To do: In the listing, from the line with "slot-number-active[interactable]: 2 [1861,673,1891,707]" to the line with "spike-icon[interactable] [1757,540,1817,592]", rename "debug-line" to "debug-text" and write out only those lines with nothing else changed.

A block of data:
* start *

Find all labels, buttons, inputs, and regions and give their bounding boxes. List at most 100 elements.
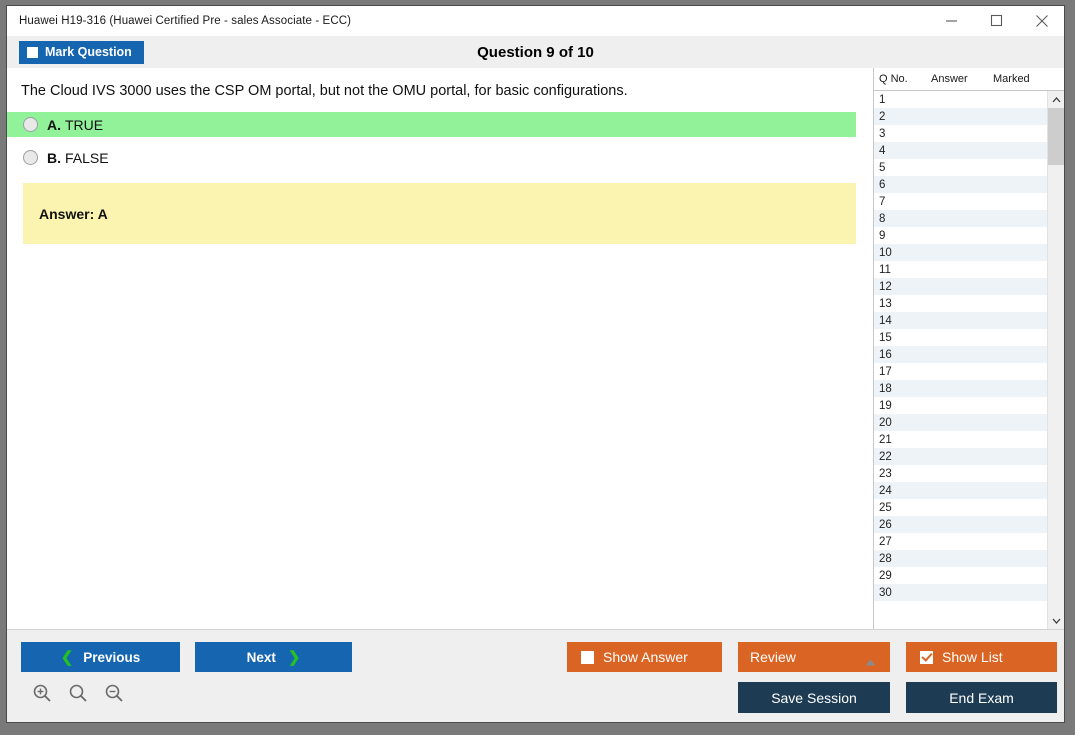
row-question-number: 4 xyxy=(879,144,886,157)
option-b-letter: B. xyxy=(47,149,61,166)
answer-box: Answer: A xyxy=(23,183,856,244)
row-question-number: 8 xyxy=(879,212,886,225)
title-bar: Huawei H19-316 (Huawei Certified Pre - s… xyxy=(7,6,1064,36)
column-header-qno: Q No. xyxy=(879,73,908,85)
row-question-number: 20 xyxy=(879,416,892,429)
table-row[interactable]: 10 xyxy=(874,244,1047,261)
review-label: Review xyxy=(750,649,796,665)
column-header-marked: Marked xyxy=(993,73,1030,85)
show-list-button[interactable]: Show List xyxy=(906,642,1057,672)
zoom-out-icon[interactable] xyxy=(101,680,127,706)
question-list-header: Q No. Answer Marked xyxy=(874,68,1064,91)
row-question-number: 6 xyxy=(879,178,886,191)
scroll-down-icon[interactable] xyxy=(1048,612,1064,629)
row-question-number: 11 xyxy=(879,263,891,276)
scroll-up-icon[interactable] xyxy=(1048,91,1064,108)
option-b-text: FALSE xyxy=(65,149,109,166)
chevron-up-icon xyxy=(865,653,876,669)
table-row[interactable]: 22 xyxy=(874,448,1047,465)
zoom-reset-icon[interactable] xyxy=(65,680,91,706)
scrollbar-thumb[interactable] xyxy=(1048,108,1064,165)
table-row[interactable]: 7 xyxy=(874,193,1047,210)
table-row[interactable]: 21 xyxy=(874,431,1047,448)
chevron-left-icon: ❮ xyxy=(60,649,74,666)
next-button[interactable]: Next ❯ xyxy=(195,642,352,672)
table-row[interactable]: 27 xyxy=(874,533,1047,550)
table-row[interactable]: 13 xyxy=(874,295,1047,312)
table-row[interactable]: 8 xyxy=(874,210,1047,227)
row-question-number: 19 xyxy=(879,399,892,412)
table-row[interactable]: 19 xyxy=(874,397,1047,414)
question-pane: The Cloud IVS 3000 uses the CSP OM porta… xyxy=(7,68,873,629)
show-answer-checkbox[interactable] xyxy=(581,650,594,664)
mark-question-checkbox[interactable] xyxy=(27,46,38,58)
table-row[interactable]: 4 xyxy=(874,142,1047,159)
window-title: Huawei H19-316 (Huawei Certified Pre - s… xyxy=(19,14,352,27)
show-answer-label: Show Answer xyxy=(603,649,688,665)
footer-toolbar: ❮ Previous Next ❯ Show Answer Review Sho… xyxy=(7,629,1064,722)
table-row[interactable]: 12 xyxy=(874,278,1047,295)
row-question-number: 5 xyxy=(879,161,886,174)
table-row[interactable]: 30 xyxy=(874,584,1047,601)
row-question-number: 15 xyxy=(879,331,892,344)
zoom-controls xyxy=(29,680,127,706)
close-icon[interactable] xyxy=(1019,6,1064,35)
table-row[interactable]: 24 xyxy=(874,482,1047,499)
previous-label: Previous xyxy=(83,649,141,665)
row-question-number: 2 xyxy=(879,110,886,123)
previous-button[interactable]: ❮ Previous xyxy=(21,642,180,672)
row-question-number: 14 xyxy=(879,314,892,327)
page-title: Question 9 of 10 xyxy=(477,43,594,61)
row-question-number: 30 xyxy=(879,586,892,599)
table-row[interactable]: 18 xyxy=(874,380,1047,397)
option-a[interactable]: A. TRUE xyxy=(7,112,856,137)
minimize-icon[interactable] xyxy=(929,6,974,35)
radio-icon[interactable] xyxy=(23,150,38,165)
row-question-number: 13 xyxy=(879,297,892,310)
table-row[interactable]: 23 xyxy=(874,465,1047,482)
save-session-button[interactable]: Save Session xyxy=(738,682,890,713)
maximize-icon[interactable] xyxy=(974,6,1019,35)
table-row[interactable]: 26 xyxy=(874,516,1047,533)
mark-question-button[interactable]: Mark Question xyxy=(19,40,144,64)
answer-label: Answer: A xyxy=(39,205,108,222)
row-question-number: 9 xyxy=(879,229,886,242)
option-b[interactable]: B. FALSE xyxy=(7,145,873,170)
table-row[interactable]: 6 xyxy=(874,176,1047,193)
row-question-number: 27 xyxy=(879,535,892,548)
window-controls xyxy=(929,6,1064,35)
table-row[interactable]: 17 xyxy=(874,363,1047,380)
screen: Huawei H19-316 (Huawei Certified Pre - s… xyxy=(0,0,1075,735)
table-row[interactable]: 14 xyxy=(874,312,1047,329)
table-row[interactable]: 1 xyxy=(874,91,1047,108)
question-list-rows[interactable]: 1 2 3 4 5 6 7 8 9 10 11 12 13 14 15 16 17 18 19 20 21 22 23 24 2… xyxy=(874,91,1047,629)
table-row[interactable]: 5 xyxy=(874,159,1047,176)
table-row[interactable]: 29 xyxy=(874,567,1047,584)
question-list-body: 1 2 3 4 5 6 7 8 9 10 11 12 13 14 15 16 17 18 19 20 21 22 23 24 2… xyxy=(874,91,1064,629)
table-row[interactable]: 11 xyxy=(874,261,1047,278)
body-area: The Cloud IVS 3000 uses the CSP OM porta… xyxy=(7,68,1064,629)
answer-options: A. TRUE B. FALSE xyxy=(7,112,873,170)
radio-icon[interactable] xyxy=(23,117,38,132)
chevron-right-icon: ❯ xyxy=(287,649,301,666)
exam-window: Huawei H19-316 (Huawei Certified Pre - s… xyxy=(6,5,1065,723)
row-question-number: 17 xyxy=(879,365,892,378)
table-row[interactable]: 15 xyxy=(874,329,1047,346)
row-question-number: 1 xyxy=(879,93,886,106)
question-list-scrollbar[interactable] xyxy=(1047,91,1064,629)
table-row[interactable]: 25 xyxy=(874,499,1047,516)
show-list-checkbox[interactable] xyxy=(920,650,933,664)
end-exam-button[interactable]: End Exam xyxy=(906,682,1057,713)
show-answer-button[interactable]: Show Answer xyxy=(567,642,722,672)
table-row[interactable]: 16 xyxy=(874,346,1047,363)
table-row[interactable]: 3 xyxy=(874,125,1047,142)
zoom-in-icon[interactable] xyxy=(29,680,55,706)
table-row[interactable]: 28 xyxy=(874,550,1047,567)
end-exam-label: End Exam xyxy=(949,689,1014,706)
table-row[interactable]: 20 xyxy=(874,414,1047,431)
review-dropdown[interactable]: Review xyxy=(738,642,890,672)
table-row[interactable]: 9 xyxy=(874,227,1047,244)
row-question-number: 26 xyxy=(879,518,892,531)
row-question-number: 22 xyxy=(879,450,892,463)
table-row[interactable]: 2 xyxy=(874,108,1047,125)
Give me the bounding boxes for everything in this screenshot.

* end *
* start *

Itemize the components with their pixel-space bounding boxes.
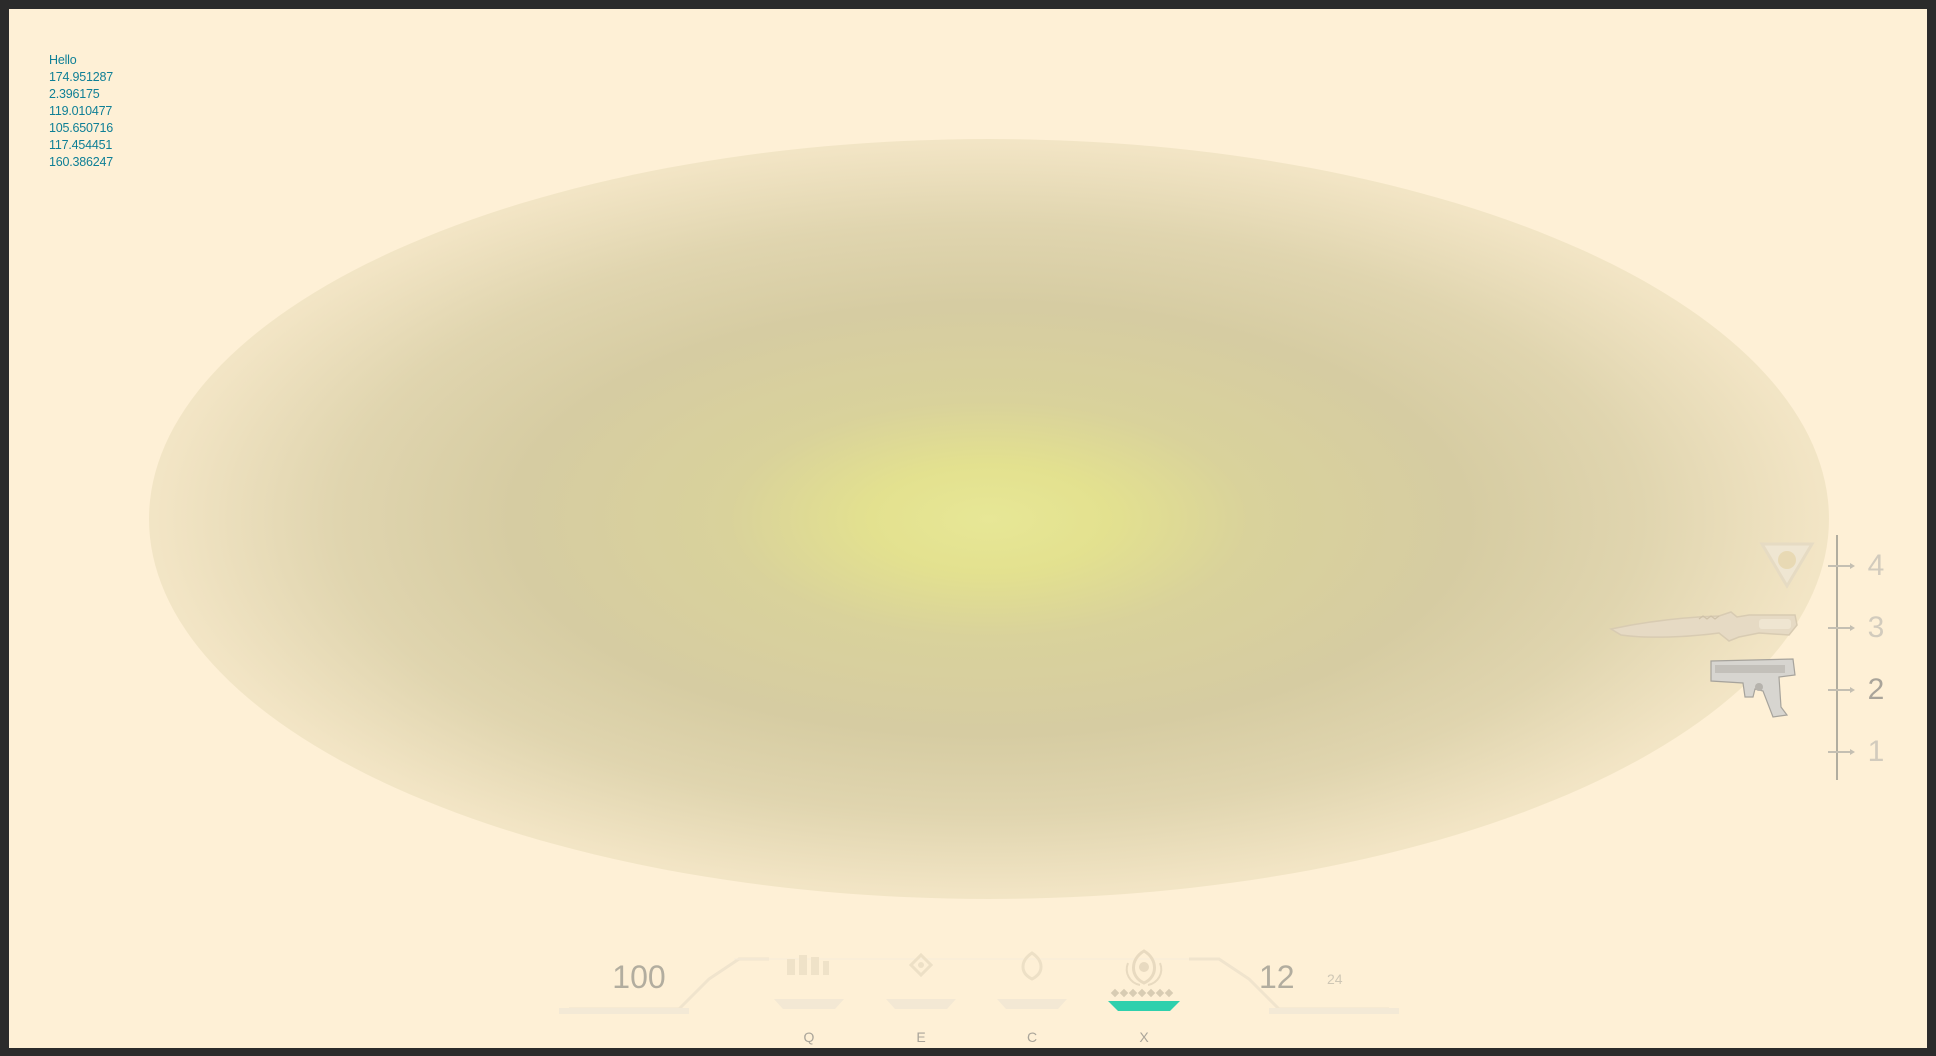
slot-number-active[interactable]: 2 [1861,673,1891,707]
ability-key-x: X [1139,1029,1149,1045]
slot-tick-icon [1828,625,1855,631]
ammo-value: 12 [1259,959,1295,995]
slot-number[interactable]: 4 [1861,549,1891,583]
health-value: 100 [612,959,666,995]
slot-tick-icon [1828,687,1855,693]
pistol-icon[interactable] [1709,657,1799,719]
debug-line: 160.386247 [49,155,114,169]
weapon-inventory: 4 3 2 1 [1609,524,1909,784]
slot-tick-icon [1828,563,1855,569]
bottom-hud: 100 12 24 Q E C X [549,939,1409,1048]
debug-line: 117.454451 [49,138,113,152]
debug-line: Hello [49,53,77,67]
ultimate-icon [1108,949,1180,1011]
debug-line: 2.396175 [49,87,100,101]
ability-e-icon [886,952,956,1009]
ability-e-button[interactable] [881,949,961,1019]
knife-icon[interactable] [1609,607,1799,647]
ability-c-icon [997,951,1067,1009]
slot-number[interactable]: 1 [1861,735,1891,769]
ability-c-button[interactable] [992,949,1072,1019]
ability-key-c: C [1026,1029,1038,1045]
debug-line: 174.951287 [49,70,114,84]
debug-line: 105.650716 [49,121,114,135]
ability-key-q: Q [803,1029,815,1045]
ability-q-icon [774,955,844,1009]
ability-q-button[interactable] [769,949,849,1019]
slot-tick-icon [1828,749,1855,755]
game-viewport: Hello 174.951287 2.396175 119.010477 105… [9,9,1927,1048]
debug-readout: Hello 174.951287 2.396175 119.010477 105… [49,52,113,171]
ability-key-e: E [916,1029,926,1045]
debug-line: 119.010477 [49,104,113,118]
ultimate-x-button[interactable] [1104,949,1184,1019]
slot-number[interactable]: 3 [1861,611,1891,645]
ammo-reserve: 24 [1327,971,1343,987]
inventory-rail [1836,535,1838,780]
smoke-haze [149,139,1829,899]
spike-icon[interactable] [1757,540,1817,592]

* end *

Answer to this task:
slot-number-active[interactable]: 2 [1861,673,1891,707]
ability-key-x: X [1139,1029,1149,1045]
slot-tick-icon [1828,625,1855,631]
ammo-value: 12 [1259,959,1295,995]
slot-number[interactable]: 4 [1861,549,1891,583]
health-value: 100 [612,959,666,995]
slot-tick-icon [1828,687,1855,693]
pistol-icon[interactable] [1709,657,1799,719]
debug-text: 160.386247 [49,155,114,169]
weapon-inventory: 4 3 2 1 [1609,524,1909,784]
slot-tick-icon [1828,563,1855,569]
bottom-hud: 100 12 24 Q E C X [549,939,1409,1048]
debug-text: 117.454451 [49,138,113,152]
debug-text: Hello [49,53,77,67]
ultimate-icon [1108,949,1180,1011]
debug-text: 2.396175 [49,87,100,101]
ability-e-icon [886,952,956,1009]
ability-e-button[interactable] [881,949,961,1019]
knife-icon[interactable] [1609,607,1799,647]
ability-c-icon [997,951,1067,1009]
slot-number[interactable]: 1 [1861,735,1891,769]
ability-c-button[interactable] [992,949,1072,1019]
ability-key-c: C [1026,1029,1038,1045]
debug-text: 174.951287 [49,70,114,84]
debug-text: 105.650716 [49,121,114,135]
ability-key-q: Q [803,1029,815,1045]
ability-q-icon [774,955,844,1009]
ability-q-button[interactable] [769,949,849,1019]
slot-tick-icon [1828,749,1855,755]
game-viewport: Hello 174.951287 2.396175 119.010477 105… [9,9,1927,1048]
debug-readout: Hello 174.951287 2.396175 119.010477 105… [49,52,113,171]
ability-key-e: E [916,1029,926,1045]
debug-text: 119.010477 [49,104,113,118]
ultimate-x-button[interactable] [1104,949,1184,1019]
slot-number[interactable]: 3 [1861,611,1891,645]
ammo-reserve: 24 [1327,971,1343,987]
inventory-rail [1836,535,1838,780]
smoke-haze [149,139,1829,899]
spike-icon[interactable] [1757,540,1817,592]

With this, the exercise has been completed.